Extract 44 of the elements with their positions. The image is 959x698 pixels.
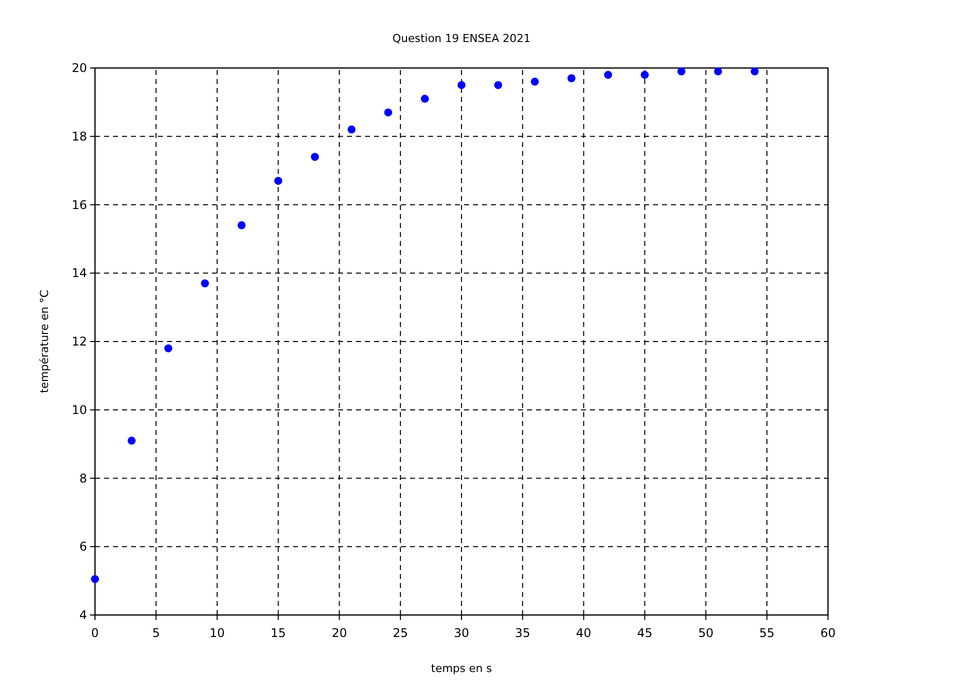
y-tick-label: 12 bbox=[72, 334, 87, 348]
point bbox=[604, 70, 612, 79]
x-tick-label: 45 bbox=[637, 626, 652, 640]
y-tick-label: 8 bbox=[79, 471, 87, 486]
y-tick-label: 14 bbox=[72, 266, 87, 280]
point bbox=[274, 176, 282, 185]
point bbox=[420, 94, 429, 103]
x-tick-label: 10 bbox=[210, 626, 225, 640]
x-tick-label: 40 bbox=[576, 626, 592, 640]
point bbox=[310, 152, 319, 161]
x-tick-label: 25 bbox=[392, 626, 408, 640]
point bbox=[200, 279, 209, 288]
chart-title: Question 19 ENSEA 2021 bbox=[392, 32, 531, 45]
x-tick-label: 15 bbox=[270, 626, 286, 640]
x-tick-label: 30 bbox=[454, 626, 470, 640]
x-tick-label: 50 bbox=[698, 626, 714, 640]
x-tick-label: 0 bbox=[91, 626, 99, 640]
y-tick-label: 6 bbox=[79, 540, 87, 554]
point bbox=[750, 67, 759, 76]
point bbox=[348, 126, 356, 134]
point bbox=[714, 67, 722, 76]
point bbox=[384, 108, 392, 116]
point bbox=[91, 575, 99, 584]
y-tick-label: 20 bbox=[72, 61, 87, 75]
point bbox=[494, 81, 502, 90]
y-tick-label: 4 bbox=[79, 608, 87, 622]
point bbox=[128, 436, 136, 445]
y-tick-label: 18 bbox=[72, 129, 87, 144]
x-tick-label: 35 bbox=[514, 626, 530, 640]
x-tick-label: 20 bbox=[332, 626, 347, 640]
point bbox=[640, 70, 649, 79]
point bbox=[238, 221, 246, 230]
point bbox=[567, 74, 576, 82]
point bbox=[677, 67, 686, 76]
x-tick-label: 55 bbox=[759, 626, 775, 640]
x-tick-label: 5 bbox=[152, 626, 160, 640]
y-tick-label: 16 bbox=[72, 198, 87, 212]
y-axis-title: température en °C bbox=[38, 290, 51, 394]
point bbox=[458, 81, 466, 90]
point bbox=[530, 78, 539, 86]
x-tick-label: 60 bbox=[820, 626, 836, 640]
point bbox=[164, 344, 172, 352]
y-tick-label: 10 bbox=[72, 402, 87, 417]
x-axis-title: temps en s bbox=[431, 662, 492, 675]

§ **WRITTEN EXERCISE**:
Please reproduce every line of the entries above word for word, leaving out the picture.

§ **REPLY**:
Extract 44 of the elements with their positions. The image is 959x698 pixels.
y-tick-label: 12 bbox=[72, 334, 87, 348]
point bbox=[604, 70, 612, 79]
x-tick-label: 45 bbox=[637, 626, 652, 640]
y-tick-label: 8 bbox=[79, 471, 87, 486]
y-tick-label: 14 bbox=[72, 266, 87, 280]
point bbox=[274, 176, 282, 185]
point bbox=[420, 94, 429, 103]
x-tick-label: 10 bbox=[210, 626, 225, 640]
x-tick-label: 40 bbox=[576, 626, 592, 640]
point bbox=[310, 152, 319, 161]
x-tick-label: 25 bbox=[392, 626, 408, 640]
point bbox=[200, 279, 209, 288]
chart-title: Question 19 ENSEA 2021 bbox=[392, 32, 531, 45]
x-tick-label: 15 bbox=[270, 626, 286, 640]
x-tick-label: 30 bbox=[454, 626, 470, 640]
x-tick-label: 50 bbox=[698, 626, 714, 640]
x-tick-label: 0 bbox=[91, 626, 99, 640]
y-tick-label: 6 bbox=[79, 540, 87, 554]
point bbox=[750, 67, 759, 76]
point bbox=[348, 126, 356, 134]
point bbox=[714, 67, 722, 76]
point bbox=[384, 108, 392, 116]
point bbox=[91, 575, 99, 584]
y-tick-label: 20 bbox=[72, 61, 87, 75]
point bbox=[494, 81, 502, 90]
y-tick-label: 4 bbox=[79, 608, 87, 622]
point bbox=[128, 436, 136, 445]
y-tick-label: 18 bbox=[72, 129, 87, 144]
x-tick-label: 35 bbox=[514, 626, 530, 640]
x-tick-label: 20 bbox=[332, 626, 347, 640]
point bbox=[640, 70, 649, 79]
point bbox=[238, 221, 246, 230]
point bbox=[567, 74, 576, 82]
point bbox=[677, 67, 686, 76]
x-tick-label: 55 bbox=[759, 626, 775, 640]
x-tick-label: 5 bbox=[152, 626, 160, 640]
y-tick-label: 16 bbox=[72, 198, 87, 212]
y-axis-title: température en °C bbox=[38, 290, 51, 394]
point bbox=[458, 81, 466, 90]
point bbox=[530, 78, 539, 86]
x-tick-label: 60 bbox=[820, 626, 836, 640]
point bbox=[164, 344, 172, 352]
y-tick-label: 10 bbox=[72, 402, 87, 417]
x-axis-title: temps en s bbox=[431, 662, 492, 675]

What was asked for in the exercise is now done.